- SHORT EXERCISE:
Return each line of the listing below, unchanged, and omit the images.

- DATA EXTRACT:
::::::::
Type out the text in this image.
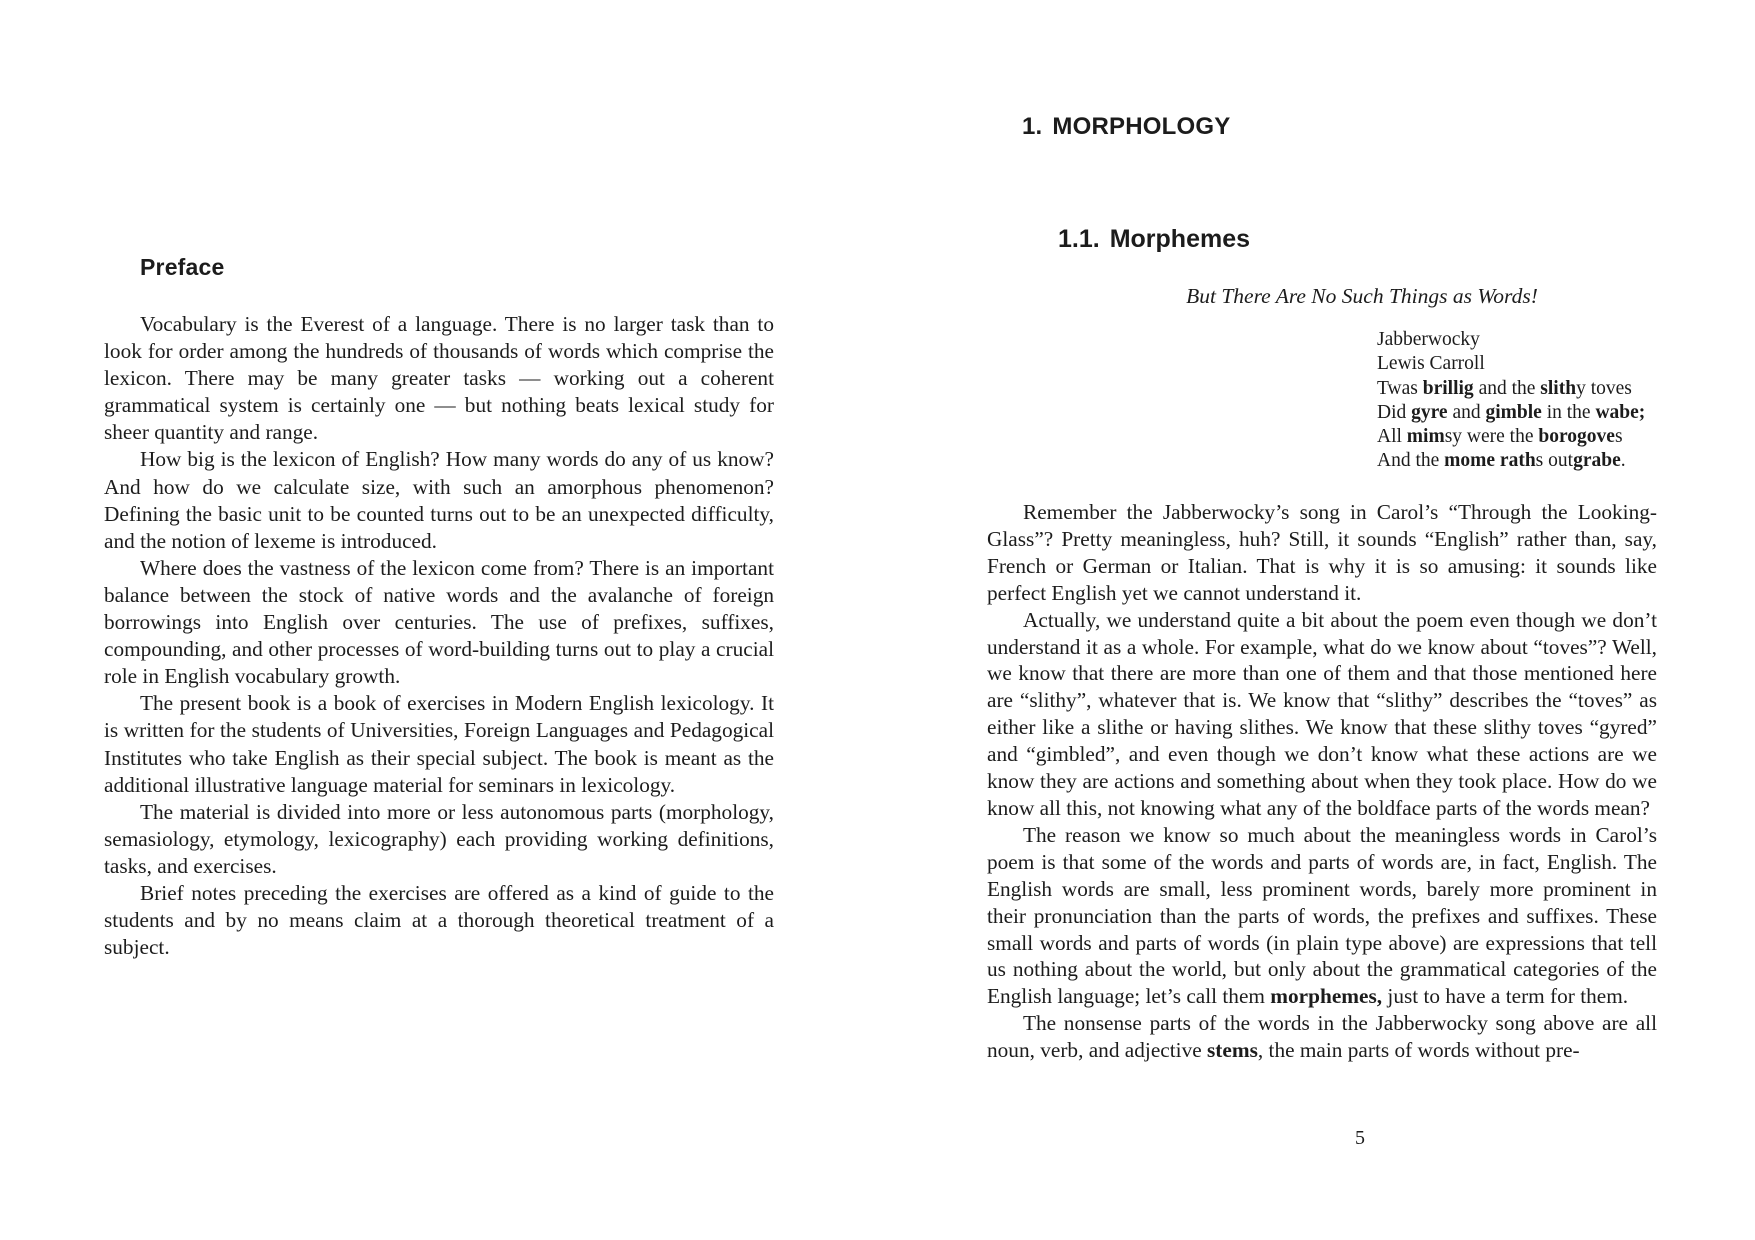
Preface

Vocabulary is the Everest of a language. There is no larger task than to look for order among the hundreds of thousands of words which comprise the lexicon. There may be many greater tasks — working out a coherent grammatical system is certainly one — but nothing beats lexical study for sheer quantity and range.

How big is the lexicon of English? How many words do any of us know? And how do we calculate size, with such an amorphous phenomenon? Defining the basic unit to be counted turns out to be an unexpected difficulty, and the notion of lexeme is introduced.

Where does the vastness of the lexicon come from? There is an important balance between the stock of native words and the avalanche of foreign borrowings into English over centuries. The use of prefixes, suffixes, compounding, and other processes of word-building turns out to play a crucial role in English vocabulary growth.

The present book is a book of exercises in Modern English lexicology. It is written for the students of Universities, Foreign Languages and Pedagogical Institutes who take English as their special subject. The book is meant as the additional illustrative language material for seminars in lexicology.

The material is divided into more or less autonomous parts (morphology, semasiology, etymology, lexicography) each providing working definitions, tasks, and exercises.

Brief notes preceding the exercises are offered as a kind of guide to the students and by no means claim at a thorough theoretical treatment of a subject.

1. MORPHOLOGY
1.1. Morphemes

But There Are No Such Things as Words!

Jabberwocky

Lewis Carroll

Twas brillig and the slithy toves

Did gyre and gimble in the wabe;

All mimsy were the borogoves

And the mome raths outgrabe.

Remember the Jabberwocky’s song in Carol’s “Through the Looking-Glass”? Pretty meaningless, huh? Still, it sounds “English” rather than, say, French or German or Italian. That is why it is so amusing: it sounds like perfect English yet we cannot understand it.

Actually, we understand quite a bit about the poem even though we don’t understand it as a whole. For example, what do we know about “toves”? Well, we know that there are more than one of them and that those mentioned here are “slithy”, whatever that is. We know that “slithy” describes the “toves” as either like a slithe or having slithes. We know that these slithy toves “gyred” and “gimbled”, and even though we don’t know what these actions are we know they are actions and something about when they took place. How do we know all this, not knowing what any of the boldface parts of the words mean?

The reason we know so much about the meaningless words in Carol’s poem is that some of the words and parts of words are, in fact, English. The English words are small, less prominent words, barely more prominent in their pronunciation than the parts of words, the prefixes and suffixes. These small words and parts of words (in plain type above) are expressions that tell us nothing about the world, but only about the grammatical categories of the English language; let’s call them morphemes, just to have a term for them.

The nonsense parts of the words in the Jabberwocky song above are all noun, verb, and adjective stems, the main parts of words without pre-

5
::::::::
- RESULT:
Type out the text in this image.
Preface

Vocabulary is the Everest of a language. There is no larger task than to look for order among the hundreds of thousands of words which comprise the lexicon. There may be many greater tasks — working out a coherent grammatical system is certainly one — but nothing beats lexical study for sheer quantity and range.

How big is the lexicon of English? How many words do any of us know? And how do we calculate size, with such an amorphous phenomenon? Defining the basic unit to be counted turns out to be an unexpected difficulty, and the notion of lexeme is introduced.

Where does the vastness of the lexicon come from? There is an important balance between the stock of native words and the avalanche of foreign borrowings into English over centuries. The use of prefixes, suffixes, compounding, and other processes of word-building turns out to play a crucial role in English vocabulary growth.

The present book is a book of exercises in Modern English lexicology. It is written for the students of Universities, Foreign Languages and Pedagogical Institutes who take English as their special subject. The book is meant as the additional illustrative language material for seminars in lexicology.

The material is divided into more or less autonomous parts (morphology, semasiology, etymology, lexicography) each providing working definitions, tasks, and exercises.

Brief notes preceding the exercises are offered as a kind of guide to the students and by no means claim at a thorough theoretical treatment of a subject.

1. MORPHOLOGY
1.1. Morphemes

But There Are No Such Things as Words!

Jabberwocky

Lewis Carroll

Twas brillig and the slithy toves

Did gyre and gimble in the wabe;

All mimsy were the borogoves

And the mome raths outgrabe.

Remember the Jabberwocky’s song in Carol’s “Through the Looking-Glass”? Pretty meaningless, huh? Still, it sounds “English” rather than, say, French or German or Italian. That is why it is so amusing: it sounds like perfect English yet we cannot understand it.

Actually, we understand quite a bit about the poem even though we don’t understand it as a whole. For example, what do we know about “toves”? Well, we know that there are more than one of them and that those mentioned here are “slithy”, whatever that is. We know that “slithy” describes the “toves” as either like a slithe or having slithes. We know that these slithy toves “gyred” and “gimbled”, and even though we don’t know what these actions are we know they are actions and something about when they took place. How do we know all this, not knowing what any of the boldface parts of the words mean?

The reason we know so much about the meaningless words in Carol’s poem is that some of the words and parts of words are, in fact, English. The English words are small, less prominent words, barely more prominent in their pronunciation than the parts of words, the prefixes and suffixes. These small words and parts of words (in plain type above) are expressions that tell us nothing about the world, but only about the grammatical categories of the English language; let’s call them morphemes, just to have a term for them.

The nonsense parts of the words in the Jabberwocky song above are all noun, verb, and adjective stems, the main parts of words without pre-

5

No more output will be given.